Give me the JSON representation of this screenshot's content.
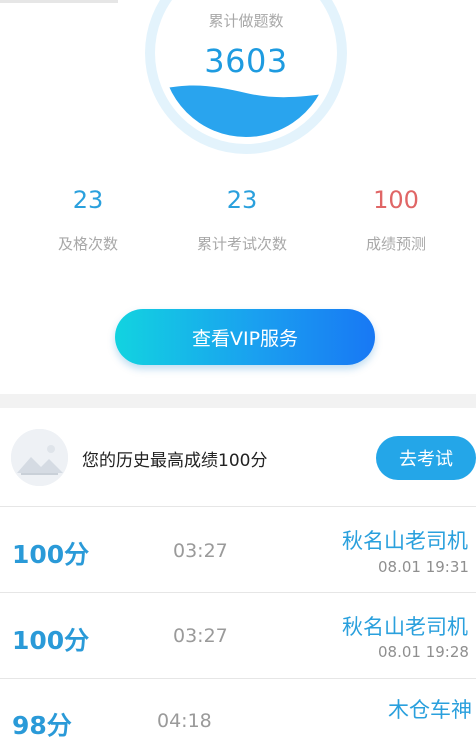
{
  "summary": {
    "label": "累计做题数",
    "total": "3603",
    "fill": 0.55
  },
  "stats": [
    {
      "value": "23",
      "label": "及格次数",
      "color": "#2aa0dd"
    },
    {
      "value": "23",
      "label": "累计考试次数",
      "color": "#2aa0dd"
    },
    {
      "value": "100",
      "label": "成绩预测",
      "color": "#e06666"
    }
  ],
  "vip_button": "查看VIP服务",
  "best": {
    "text": "您的历史最高成绩100分",
    "button": "去考试"
  },
  "records": [
    {
      "score": "100分",
      "duration": "03:27",
      "name": "秋名山老司机",
      "date": "08.01  19:31"
    },
    {
      "score": "100分",
      "duration": "03:27",
      "name": "秋名山老司机",
      "date": "08.01  19:28"
    },
    {
      "score": "98分",
      "duration": "04:18",
      "name": "木仓车神",
      "date": ""
    }
  ],
  "colors": {
    "accent": "#2aa0dd",
    "wave": "#29a4ee",
    "ring": "#e6f4fc",
    "prediction": "#e06666"
  }
}
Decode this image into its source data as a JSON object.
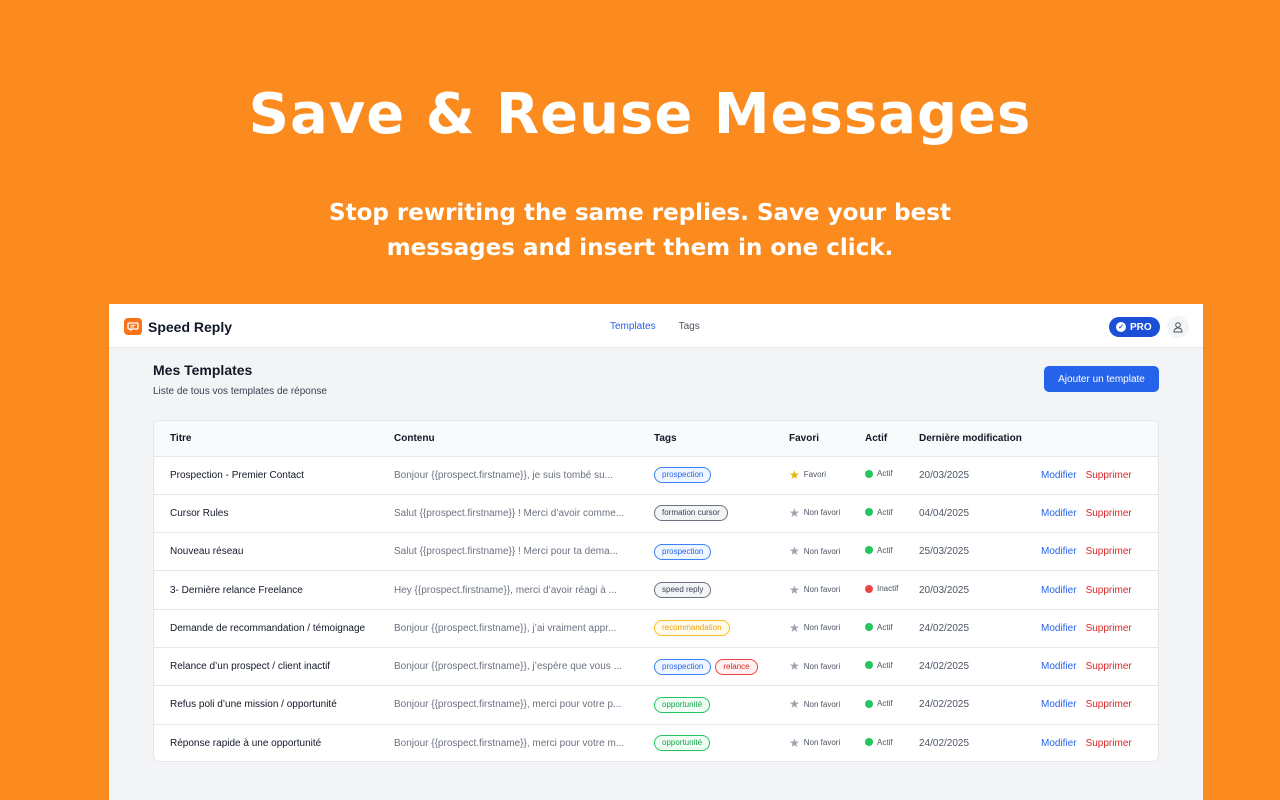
{
  "hero": {
    "title": "Save & Reuse Messages",
    "subtitle_line1": "Stop rewriting the same replies. Save your best",
    "subtitle_line2": "messages and insert them in one click."
  },
  "nav": {
    "brand": "Speed Reply",
    "links": [
      {
        "label": "Templates",
        "active": true
      },
      {
        "label": "Tags",
        "active": false
      }
    ],
    "pro_label": "PRO"
  },
  "page": {
    "title": "Mes Templates",
    "subtitle": "Liste de tous vos templates de réponse",
    "add_button": "Ajouter un template"
  },
  "table": {
    "headers": [
      "Titre",
      "Contenu",
      "Tags",
      "Favori",
      "Actif",
      "Dernière modification",
      ""
    ],
    "edit_label": "Modifier",
    "delete_label": "Supprimer",
    "rows": [
      {
        "title": "Prospection - Premier Contact",
        "content": "Bonjour {{prospect.firstname}}, je suis tombé su...",
        "tags": [
          {
            "label": "prospection",
            "color": "blue"
          }
        ],
        "favorite": true,
        "favorite_label": "Favori",
        "active": true,
        "active_label": "Actif",
        "date": "20/03/2025"
      },
      {
        "title": "Cursor Rules",
        "content": "Salut {{prospect.firstname}} ! Merci d’avoir comme...",
        "tags": [
          {
            "label": "formation cursor",
            "color": "gray"
          }
        ],
        "favorite": false,
        "favorite_label": "Non favori",
        "active": true,
        "active_label": "Actif",
        "date": "04/04/2025"
      },
      {
        "title": "Nouveau réseau",
        "content": "Salut {{prospect.firstname}} ! Merci pour ta dema...",
        "tags": [
          {
            "label": "prospection",
            "color": "blue"
          }
        ],
        "favorite": false,
        "favorite_label": "Non favori",
        "active": true,
        "active_label": "Actif",
        "date": "25/03/2025"
      },
      {
        "title": "3- Dernière relance Freelance",
        "content": "Hey {{prospect.firstname}}, merci d’avoir réagi à ...",
        "tags": [
          {
            "label": "speed reply",
            "color": "gray"
          }
        ],
        "favorite": false,
        "favorite_label": "Non favori",
        "active": false,
        "active_label": "Inactif",
        "date": "20/03/2025"
      },
      {
        "title": "Demande de recommandation / témoignage",
        "content": "Bonjour {{prospect.firstname}}, j’ai vraiment appr...",
        "tags": [
          {
            "label": "recommandation",
            "color": "orange"
          }
        ],
        "favorite": false,
        "favorite_label": "Non favori",
        "active": true,
        "active_label": "Actif",
        "date": "24/02/2025"
      },
      {
        "title": "Relance d’un prospect / client inactif",
        "content": "Bonjour {{prospect.firstname}}, j’espère que vous ...",
        "tags": [
          {
            "label": "prospection",
            "color": "blue"
          },
          {
            "label": "relance",
            "color": "red"
          }
        ],
        "favorite": false,
        "favorite_label": "Non favori",
        "active": true,
        "active_label": "Actif",
        "date": "24/02/2025"
      },
      {
        "title": "Refus poli d’une mission / opportunité",
        "content": "Bonjour {{prospect.firstname}}, merci pour votre p...",
        "tags": [
          {
            "label": "opportunité",
            "color": "green"
          }
        ],
        "favorite": false,
        "favorite_label": "Non favori",
        "active": true,
        "active_label": "Actif",
        "date": "24/02/2025"
      },
      {
        "title": "Réponse rapide à une opportunité",
        "content": "Bonjour {{prospect.firstname}}, merci pour votre m...",
        "tags": [
          {
            "label": "opportunité",
            "color": "green"
          }
        ],
        "favorite": false,
        "favorite_label": "Non favori",
        "active": true,
        "active_label": "Actif",
        "date": "24/02/2025"
      }
    ]
  },
  "colors": {
    "background": "#fb8b1e",
    "accent": "#2563eb",
    "danger": "#dc2626",
    "active_dot": "#22c55e",
    "inactive_dot": "#ef4444",
    "star": "#eab308"
  },
  "icons": {
    "brand": "chat-bubble-icon",
    "pro": "check-circle-icon",
    "avatar": "user-icon",
    "favorite": "star-icon"
  }
}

▸ **TASK INSTRUCTIONS**: Using the listing above, list every line in which the string "this" occurs.

▸ **ANSWER IN FULL**:
Give me the JSON representation of this screenshot's content.
Decode this image into its source data as a JSON object.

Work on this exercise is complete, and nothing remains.